--- DATA FOR THIS EXERCISE ---

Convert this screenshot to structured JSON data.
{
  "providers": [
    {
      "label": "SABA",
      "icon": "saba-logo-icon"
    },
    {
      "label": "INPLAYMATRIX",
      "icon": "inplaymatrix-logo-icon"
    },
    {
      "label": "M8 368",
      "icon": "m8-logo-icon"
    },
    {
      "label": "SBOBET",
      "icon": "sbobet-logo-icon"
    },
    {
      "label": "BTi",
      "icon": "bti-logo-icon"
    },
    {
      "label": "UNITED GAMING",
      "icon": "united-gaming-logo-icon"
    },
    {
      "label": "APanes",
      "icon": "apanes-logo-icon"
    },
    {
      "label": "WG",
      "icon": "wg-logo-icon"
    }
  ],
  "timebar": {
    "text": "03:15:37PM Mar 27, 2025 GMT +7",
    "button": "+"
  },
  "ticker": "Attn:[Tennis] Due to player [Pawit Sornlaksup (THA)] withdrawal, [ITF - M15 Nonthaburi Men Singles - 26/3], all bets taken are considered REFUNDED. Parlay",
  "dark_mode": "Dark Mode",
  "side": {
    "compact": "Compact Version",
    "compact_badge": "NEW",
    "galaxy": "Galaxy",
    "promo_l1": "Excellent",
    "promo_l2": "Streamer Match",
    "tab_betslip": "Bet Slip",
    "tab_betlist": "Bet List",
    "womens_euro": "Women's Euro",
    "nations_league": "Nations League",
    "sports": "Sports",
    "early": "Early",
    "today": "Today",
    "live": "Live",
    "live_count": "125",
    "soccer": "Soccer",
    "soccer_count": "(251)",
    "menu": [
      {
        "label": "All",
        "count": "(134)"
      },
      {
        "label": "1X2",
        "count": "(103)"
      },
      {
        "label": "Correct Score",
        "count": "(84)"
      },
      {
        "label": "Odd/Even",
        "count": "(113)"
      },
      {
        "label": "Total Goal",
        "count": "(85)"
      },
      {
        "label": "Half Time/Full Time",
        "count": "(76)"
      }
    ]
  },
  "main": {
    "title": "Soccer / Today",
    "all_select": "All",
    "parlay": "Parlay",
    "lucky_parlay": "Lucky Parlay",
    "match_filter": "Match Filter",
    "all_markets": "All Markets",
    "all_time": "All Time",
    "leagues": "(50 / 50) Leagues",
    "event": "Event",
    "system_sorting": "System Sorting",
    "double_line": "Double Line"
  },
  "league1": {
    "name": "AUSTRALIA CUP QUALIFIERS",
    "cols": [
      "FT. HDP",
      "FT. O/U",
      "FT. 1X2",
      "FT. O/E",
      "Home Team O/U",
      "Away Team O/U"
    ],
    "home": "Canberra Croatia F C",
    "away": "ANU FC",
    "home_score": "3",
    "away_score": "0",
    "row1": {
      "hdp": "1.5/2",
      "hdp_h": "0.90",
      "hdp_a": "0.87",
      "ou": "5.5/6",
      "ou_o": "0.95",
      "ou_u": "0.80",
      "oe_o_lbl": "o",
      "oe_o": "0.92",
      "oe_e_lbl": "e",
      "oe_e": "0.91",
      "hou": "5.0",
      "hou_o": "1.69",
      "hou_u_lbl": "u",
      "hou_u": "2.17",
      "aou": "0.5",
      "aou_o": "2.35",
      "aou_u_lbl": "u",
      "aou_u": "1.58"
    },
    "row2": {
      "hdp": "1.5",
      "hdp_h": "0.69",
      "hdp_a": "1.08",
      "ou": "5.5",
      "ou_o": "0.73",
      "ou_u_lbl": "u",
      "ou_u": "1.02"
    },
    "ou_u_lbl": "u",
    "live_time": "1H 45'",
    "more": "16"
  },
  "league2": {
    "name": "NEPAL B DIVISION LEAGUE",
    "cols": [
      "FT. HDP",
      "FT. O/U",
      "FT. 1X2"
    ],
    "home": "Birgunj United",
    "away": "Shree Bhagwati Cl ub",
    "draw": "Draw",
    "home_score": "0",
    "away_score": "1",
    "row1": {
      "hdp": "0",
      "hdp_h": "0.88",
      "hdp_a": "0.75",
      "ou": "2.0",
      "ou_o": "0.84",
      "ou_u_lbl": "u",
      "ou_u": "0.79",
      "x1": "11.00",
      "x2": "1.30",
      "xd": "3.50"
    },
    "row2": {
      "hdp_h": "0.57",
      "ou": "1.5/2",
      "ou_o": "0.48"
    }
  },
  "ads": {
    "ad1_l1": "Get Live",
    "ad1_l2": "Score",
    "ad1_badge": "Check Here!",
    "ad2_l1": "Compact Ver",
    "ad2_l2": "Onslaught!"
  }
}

---

**GOAL**
Copy every line above in which the string "logo" shows up.

**SOLUTION TO THE EXERCISE**
      "icon": "saba-logo-icon"
      "icon": "inplaymatrix-logo-icon"
      "icon": "m8-logo-icon"
      "icon": "sbobet-logo-icon"
      "icon": "bti-logo-icon"
      "icon": "united-gaming-logo-icon"
      "icon": "apanes-logo-icon"
      "icon": "wg-logo-icon"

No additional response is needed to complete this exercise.